» **EXTRACTED ENTRIES**:
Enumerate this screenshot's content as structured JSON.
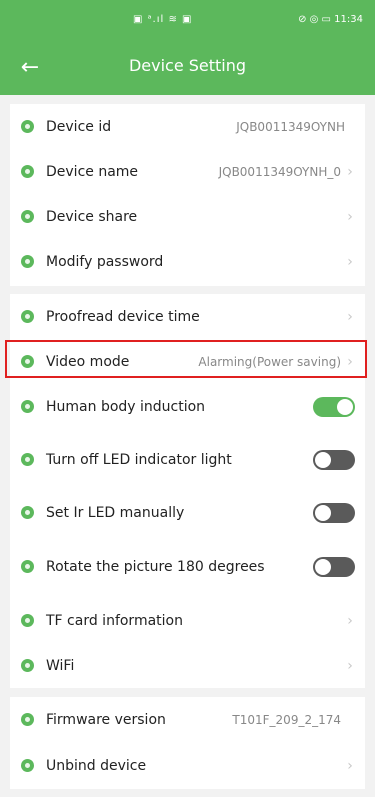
{
  "status_bar": {
    "center": "▣ ᵃ.ıl ≋ ▣",
    "right": "⊘ ◎ ▭ 11:34"
  },
  "header": {
    "back_glyph": "←",
    "title": "Device Setting"
  },
  "rows": [
    {
      "label": "Device id",
      "value": "JQB0011349OYNH",
      "chevron": ""
    },
    {
      "label": "Device name",
      "value": "JQB0011349OYNH_0",
      "chevron": "›"
    },
    {
      "label": "Device share",
      "value": "",
      "chevron": "›"
    },
    {
      "label": "Modify password",
      "value": "",
      "chevron": "›"
    },
    {
      "label": "Proofread device time",
      "value": "",
      "chevron": "›"
    },
    {
      "label": "Video mode",
      "value": "Alarming(Power saving)",
      "chevron": "›"
    },
    {
      "label": "Human body induction",
      "toggle": "on"
    },
    {
      "label": "Turn off LED indicator light",
      "toggle": "off"
    },
    {
      "label": "Set Ir LED manually",
      "toggle": "off"
    },
    {
      "label": "Rotate the picture 180 degrees",
      "toggle": "off"
    },
    {
      "label": "TF card information",
      "value": "",
      "chevron": "›"
    },
    {
      "label": "WiFi",
      "value": "",
      "chevron": "›"
    },
    {
      "label": "Firmware version",
      "value": "T101F_209_2_174",
      "chevron": ""
    },
    {
      "label": "Unbind device",
      "value": "",
      "chevron": "›"
    }
  ],
  "colors": {
    "accent": "#5cb85c",
    "highlight": "#e02020",
    "toggle_off": "#5a5a5a"
  }
}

» **JOB**:
Using the data above, print every line exactly, omitting pictures.

» **COMPLETED TASK**:
Enumerate this screenshot's content as structured JSON.
{
  "status_bar": {
    "center": "▣ ᵃ.ıl ≋ ▣",
    "right": "⊘ ◎ ▭ 11:34"
  },
  "header": {
    "back_glyph": "←",
    "title": "Device Setting"
  },
  "rows": [
    {
      "label": "Device id",
      "value": "JQB0011349OYNH",
      "chevron": ""
    },
    {
      "label": "Device name",
      "value": "JQB0011349OYNH_0",
      "chevron": "›"
    },
    {
      "label": "Device share",
      "value": "",
      "chevron": "›"
    },
    {
      "label": "Modify password",
      "value": "",
      "chevron": "›"
    },
    {
      "label": "Proofread device time",
      "value": "",
      "chevron": "›"
    },
    {
      "label": "Video mode",
      "value": "Alarming(Power saving)",
      "chevron": "›"
    },
    {
      "label": "Human body induction",
      "toggle": "on"
    },
    {
      "label": "Turn off LED indicator light",
      "toggle": "off"
    },
    {
      "label": "Set Ir LED manually",
      "toggle": "off"
    },
    {
      "label": "Rotate the picture 180 degrees",
      "toggle": "off"
    },
    {
      "label": "TF card information",
      "value": "",
      "chevron": "›"
    },
    {
      "label": "WiFi",
      "value": "",
      "chevron": "›"
    },
    {
      "label": "Firmware version",
      "value": "T101F_209_2_174",
      "chevron": ""
    },
    {
      "label": "Unbind device",
      "value": "",
      "chevron": "›"
    }
  ],
  "colors": {
    "accent": "#5cb85c",
    "highlight": "#e02020",
    "toggle_off": "#5a5a5a"
  }
}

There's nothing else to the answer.